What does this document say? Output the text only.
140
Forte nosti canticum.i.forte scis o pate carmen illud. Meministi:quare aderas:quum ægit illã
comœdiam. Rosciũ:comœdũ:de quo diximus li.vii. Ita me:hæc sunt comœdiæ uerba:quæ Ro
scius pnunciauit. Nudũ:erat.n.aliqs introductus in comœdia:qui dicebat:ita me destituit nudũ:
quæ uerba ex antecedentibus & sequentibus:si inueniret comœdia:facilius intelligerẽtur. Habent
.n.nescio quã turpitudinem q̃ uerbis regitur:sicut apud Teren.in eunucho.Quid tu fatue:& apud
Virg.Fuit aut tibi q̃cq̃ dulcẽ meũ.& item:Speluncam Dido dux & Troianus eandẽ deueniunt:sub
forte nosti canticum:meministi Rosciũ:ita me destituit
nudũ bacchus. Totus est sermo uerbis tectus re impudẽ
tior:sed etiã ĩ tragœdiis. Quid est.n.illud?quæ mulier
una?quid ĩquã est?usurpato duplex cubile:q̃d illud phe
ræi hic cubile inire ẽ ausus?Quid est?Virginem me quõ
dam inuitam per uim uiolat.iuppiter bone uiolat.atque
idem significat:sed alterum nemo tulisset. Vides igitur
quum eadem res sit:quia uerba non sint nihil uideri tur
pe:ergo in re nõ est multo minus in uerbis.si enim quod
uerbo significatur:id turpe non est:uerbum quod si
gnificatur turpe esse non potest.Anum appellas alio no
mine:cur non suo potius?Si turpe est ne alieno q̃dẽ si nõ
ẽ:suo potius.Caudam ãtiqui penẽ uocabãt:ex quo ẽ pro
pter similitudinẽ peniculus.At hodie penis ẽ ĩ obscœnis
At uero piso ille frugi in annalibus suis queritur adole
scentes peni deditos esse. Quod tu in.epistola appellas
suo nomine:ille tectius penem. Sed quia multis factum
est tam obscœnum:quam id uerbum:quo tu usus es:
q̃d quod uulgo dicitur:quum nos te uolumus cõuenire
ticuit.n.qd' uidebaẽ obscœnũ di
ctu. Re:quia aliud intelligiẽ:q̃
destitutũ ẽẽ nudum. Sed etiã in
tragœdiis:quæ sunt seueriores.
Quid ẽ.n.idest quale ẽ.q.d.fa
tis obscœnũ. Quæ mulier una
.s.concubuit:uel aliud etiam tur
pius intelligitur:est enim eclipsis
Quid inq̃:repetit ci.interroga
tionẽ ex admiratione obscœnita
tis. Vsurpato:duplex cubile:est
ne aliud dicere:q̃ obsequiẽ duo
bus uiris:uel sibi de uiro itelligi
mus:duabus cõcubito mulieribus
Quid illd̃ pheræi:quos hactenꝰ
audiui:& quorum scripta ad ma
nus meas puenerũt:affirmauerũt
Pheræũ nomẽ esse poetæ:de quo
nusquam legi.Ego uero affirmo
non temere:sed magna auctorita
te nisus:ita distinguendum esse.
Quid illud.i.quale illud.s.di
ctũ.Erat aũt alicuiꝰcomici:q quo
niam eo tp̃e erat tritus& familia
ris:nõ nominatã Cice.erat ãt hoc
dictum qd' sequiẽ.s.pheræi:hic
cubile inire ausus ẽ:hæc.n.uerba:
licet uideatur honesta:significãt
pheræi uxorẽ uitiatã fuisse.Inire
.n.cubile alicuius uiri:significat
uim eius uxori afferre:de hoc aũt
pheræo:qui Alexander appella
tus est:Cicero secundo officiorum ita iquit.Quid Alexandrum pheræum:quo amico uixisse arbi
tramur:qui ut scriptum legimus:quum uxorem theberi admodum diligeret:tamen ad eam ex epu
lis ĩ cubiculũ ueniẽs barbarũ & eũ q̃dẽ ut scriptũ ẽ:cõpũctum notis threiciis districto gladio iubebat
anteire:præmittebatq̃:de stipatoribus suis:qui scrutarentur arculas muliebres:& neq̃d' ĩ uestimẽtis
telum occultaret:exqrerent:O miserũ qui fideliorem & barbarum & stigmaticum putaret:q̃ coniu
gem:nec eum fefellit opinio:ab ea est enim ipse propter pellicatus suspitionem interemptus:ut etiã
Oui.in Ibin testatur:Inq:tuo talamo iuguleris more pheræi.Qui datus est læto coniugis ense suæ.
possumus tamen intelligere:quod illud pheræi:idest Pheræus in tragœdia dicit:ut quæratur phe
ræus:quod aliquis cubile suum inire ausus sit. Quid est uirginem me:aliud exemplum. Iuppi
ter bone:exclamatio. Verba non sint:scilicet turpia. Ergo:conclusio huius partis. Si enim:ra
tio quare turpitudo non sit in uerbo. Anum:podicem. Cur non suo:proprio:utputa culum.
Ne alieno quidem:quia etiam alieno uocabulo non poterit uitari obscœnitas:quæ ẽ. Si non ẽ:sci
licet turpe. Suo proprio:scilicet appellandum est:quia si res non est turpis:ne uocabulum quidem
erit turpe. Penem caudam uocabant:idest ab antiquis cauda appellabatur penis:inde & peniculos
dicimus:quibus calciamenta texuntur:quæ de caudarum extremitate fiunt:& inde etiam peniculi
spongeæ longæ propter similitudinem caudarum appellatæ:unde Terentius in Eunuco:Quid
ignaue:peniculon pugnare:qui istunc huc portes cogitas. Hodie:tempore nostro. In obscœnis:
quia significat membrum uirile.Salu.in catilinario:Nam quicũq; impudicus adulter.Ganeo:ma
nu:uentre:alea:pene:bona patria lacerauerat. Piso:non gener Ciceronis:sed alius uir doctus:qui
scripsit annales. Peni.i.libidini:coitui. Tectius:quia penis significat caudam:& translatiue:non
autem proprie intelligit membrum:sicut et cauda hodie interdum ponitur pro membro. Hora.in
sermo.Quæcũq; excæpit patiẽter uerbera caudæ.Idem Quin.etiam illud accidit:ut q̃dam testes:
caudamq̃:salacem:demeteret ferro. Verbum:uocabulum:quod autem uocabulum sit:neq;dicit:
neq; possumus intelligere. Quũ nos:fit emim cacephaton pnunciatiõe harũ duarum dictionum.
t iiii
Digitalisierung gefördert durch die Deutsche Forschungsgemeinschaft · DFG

**TASK INSTRUCTIONS**.
Every line above needs to be retyped exactly.

**SOLUTION FOR THIS PROBLEM**.
What does this document say? Output the text only.
140
Forte nosti canticum.i.forte scis o pate carmen illud. Meministi:quare aderas:quum ægit illã
comœdiam. Rosciũ:comœdũ:de quo diximus li.vii. Ita me:hæc sunt comœdiæ uerba:quæ Ro
scius pnunciauit. Nudũ:erat.n.aliqs introductus in comœdia:qui dicebat:ita me destituit nudũ:
quæ uerba ex antecedentibus & sequentibus:si inueniret comœdia:facilius intelligerẽtur. Habent
.n.nescio quã turpitudinem q̃ uerbis regitur:sicut apud Teren.in eunucho.Quid tu fatue:& apud
Virg.Fuit aut tibi q̃cq̃ dulcẽ meũ.& item:Speluncam Dido dux & Troianus eandẽ deueniunt:sub
forte nosti canticum:meministi Rosciũ:ita me destituit
nudũ bacchus. Totus est sermo uerbis tectus re impudẽ
tior:sed etiã ĩ tragœdiis. Quid est.n.illud?quæ mulier
una?quid ĩquã est?usurpato duplex cubile:q̃d illud phe
ræi hic cubile inire ẽ ausus?Quid est?Virginem me quõ
dam inuitam per uim uiolat.iuppiter bone uiolat.atque
idem significat:sed alterum nemo tulisset. Vides igitur
quum eadem res sit:quia uerba non sint nihil uideri tur
pe:ergo in re nõ est multo minus in uerbis.si enim quod
uerbo significatur:id turpe non est:uerbum quod si
gnificatur turpe esse non potest.Anum appellas alio no
mine:cur non suo potius?Si turpe est ne alieno q̃dẽ si nõ
ẽ:suo potius.Caudam ãtiqui penẽ uocabãt:ex quo ẽ pro
pter similitudinẽ peniculus.At hodie penis ẽ ĩ obscœnis
At uero piso ille frugi in annalibus suis queritur adole
scentes peni deditos esse. Quod tu in.epistola appellas
suo nomine:ille tectius penem. Sed quia multis factum
est tam obscœnum:quam id uerbum:quo tu usus es:
q̃d quod uulgo dicitur:quum nos te uolumus cõuenire
ticuit.n.qd' uidebaẽ obscœnũ di
ctu. Re:quia aliud intelligiẽ:q̃
destitutũ ẽẽ nudum. Sed etiã in
tragœdiis:quæ sunt seueriores.
Quid ẽ.n.idest quale ẽ.q.d.fa
tis obscœnũ. Quæ mulier una
.s.concubuit:uel aliud etiam tur
pius intelligitur:est enim eclipsis
Quid inq̃:repetit ci.interroga
tionẽ ex admiratione obscœnita
tis. Vsurpato:duplex cubile:est
ne aliud dicere:q̃ obsequiẽ duo
bus uiris:uel sibi de uiro itelligi
mus:duabus cõcubito mulieribus
Quid illd̃ pheræi:quos hactenꝰ
audiui:& quorum scripta ad ma
nus meas puenerũt:affirmauerũt
Pheræũ nomẽ esse poetæ:de quo
nusquam legi.Ego uero affirmo
non temere:sed magna auctorita
te nisus:ita distinguendum esse.
Quid illud.i.quale illud.s.di
ctũ.Erat aũt alicuiꝰcomici:q quo
niam eo tp̃e erat tritus& familia
ris:nõ nominatã Cice.erat ãt hoc
dictum qd' sequiẽ.s.pheræi:hic
cubile inire ausus ẽ:hæc.n.uerba:
licet uideatur honesta:significãt
pheræi uxorẽ uitiatã fuisse.Inire
.n.cubile alicuius uiri:significat
uim eius uxori afferre:de hoc aũt
pheræo:qui Alexander appella
tus est:Cicero secundo officiorum ita iquit.Quid Alexandrum pheræum:quo amico uixisse arbi
tramur:qui ut scriptum legimus:quum uxorem theberi admodum diligeret:tamen ad eam ex epu
lis ĩ cubiculũ ueniẽs barbarũ & eũ q̃dẽ ut scriptũ ẽ:cõpũctum notis threiciis districto gladio iubebat
anteire:præmittebatq̃:de stipatoribus suis:qui scrutarentur arculas muliebres:& neq̃d' ĩ uestimẽtis
telum occultaret:exqrerent:O miserũ qui fideliorem & barbarum & stigmaticum putaret:q̃ coniu
gem:nec eum fefellit opinio:ab ea est enim ipse propter pellicatus suspitionem interemptus:ut etiã
Oui.in Ibin testatur:Inq:tuo talamo iuguleris more pheræi.Qui datus est læto coniugis ense suæ.
possumus tamen intelligere:quod illud pheræi:idest Pheræus in tragœdia dicit:ut quæratur phe
ræus:quod aliquis cubile suum inire ausus sit. Quid est uirginem me:aliud exemplum. Iuppi
ter bone:exclamatio. Verba non sint:scilicet turpia. Ergo:conclusio huius partis. Si enim:ra
tio quare turpitudo non sit in uerbo. Anum:podicem. Cur non suo:proprio:utputa culum.
Ne alieno quidem:quia etiam alieno uocabulo non poterit uitari obscœnitas:quæ ẽ. Si non ẽ:sci
licet turpe. Suo proprio:scilicet appellandum est:quia si res non est turpis:ne uocabulum quidem
erit turpe. Penem caudam uocabant:idest ab antiquis cauda appellabatur penis:inde & peniculos
dicimus:quibus calciamenta texuntur:quæ de caudarum extremitate fiunt:& inde etiam peniculi
spongeæ longæ propter similitudinem caudarum appellatæ:unde Terentius in Eunuco:Quid
ignaue:peniculon pugnare:qui istunc huc portes cogitas. Hodie:tempore nostro. In obscœnis:
quia significat membrum uirile.Salu.in catilinario:Nam quicũq; impudicus adulter.Ganeo:ma
nu:uentre:alea:pene:bona patria lacerauerat. Piso:non gener Ciceronis:sed alius uir doctus:qui
scripsit annales. Peni.i.libidini:coitui. Tectius:quia penis significat caudam:& translatiue:non
autem proprie intelligit membrum:sicut et cauda hodie interdum ponitur pro membro. Hora.in
sermo.Quæcũq; excæpit patiẽter uerbera caudæ.Idem Quin.etiam illud accidit:ut q̃dam testes:
caudamq̃:salacem:demeteret ferro. Verbum:uocabulum:quod autem uocabulum sit:neq;dicit:
neq; possumus intelligere. Quũ nos:fit emim cacephaton pnunciatiõe harũ duarum dictionum.
t iiii
Digitalisierung gefördert durch die Deutsche Forschungsgemeinschaft · DFG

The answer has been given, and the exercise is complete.